**Data entries:**
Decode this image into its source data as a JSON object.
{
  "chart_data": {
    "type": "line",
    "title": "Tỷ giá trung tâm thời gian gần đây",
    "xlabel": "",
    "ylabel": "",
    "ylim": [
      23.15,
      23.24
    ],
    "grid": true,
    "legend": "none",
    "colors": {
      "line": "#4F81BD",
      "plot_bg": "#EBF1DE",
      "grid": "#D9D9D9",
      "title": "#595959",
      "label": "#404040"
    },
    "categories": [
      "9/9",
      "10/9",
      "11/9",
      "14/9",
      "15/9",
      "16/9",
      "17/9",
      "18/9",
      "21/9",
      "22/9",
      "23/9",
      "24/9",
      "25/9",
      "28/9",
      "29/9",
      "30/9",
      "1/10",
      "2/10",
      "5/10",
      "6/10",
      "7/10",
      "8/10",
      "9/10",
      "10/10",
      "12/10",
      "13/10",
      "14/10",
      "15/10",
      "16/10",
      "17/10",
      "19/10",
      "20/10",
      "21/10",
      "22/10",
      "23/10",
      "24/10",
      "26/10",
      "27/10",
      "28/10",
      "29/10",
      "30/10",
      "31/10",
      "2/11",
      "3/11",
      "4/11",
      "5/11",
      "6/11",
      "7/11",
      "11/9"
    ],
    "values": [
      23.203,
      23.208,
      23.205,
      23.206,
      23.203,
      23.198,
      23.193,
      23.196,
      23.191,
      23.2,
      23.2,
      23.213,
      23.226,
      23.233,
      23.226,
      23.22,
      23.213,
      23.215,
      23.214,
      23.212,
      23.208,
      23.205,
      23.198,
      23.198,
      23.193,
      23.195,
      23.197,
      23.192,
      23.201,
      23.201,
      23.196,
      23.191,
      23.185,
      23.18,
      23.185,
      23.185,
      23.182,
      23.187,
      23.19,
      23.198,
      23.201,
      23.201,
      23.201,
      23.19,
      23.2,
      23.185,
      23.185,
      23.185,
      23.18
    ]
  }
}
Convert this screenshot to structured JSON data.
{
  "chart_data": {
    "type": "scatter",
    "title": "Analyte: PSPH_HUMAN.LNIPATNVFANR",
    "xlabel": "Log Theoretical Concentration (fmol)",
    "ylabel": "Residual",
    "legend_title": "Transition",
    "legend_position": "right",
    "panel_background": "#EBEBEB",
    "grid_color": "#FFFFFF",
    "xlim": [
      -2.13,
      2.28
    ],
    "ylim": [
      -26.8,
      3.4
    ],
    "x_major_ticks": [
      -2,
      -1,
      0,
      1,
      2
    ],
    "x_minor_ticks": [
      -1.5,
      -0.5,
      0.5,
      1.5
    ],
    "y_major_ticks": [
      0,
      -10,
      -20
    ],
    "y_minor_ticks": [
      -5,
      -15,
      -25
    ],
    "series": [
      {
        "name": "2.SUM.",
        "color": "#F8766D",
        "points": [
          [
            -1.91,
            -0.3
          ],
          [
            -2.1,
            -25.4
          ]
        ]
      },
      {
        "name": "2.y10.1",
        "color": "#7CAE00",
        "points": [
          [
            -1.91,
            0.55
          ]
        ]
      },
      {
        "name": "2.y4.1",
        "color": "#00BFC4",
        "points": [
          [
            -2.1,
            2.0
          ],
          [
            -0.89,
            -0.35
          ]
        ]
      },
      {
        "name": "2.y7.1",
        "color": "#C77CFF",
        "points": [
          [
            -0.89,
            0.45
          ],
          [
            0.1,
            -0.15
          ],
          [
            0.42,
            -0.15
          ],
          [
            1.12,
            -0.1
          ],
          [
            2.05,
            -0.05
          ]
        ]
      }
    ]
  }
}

**Your task:** Wherever "this" shows up in a line, copy that line.

**Result:**
Decode this image into its source data as a JSON object.
Convert this screenshot to structured JSON data.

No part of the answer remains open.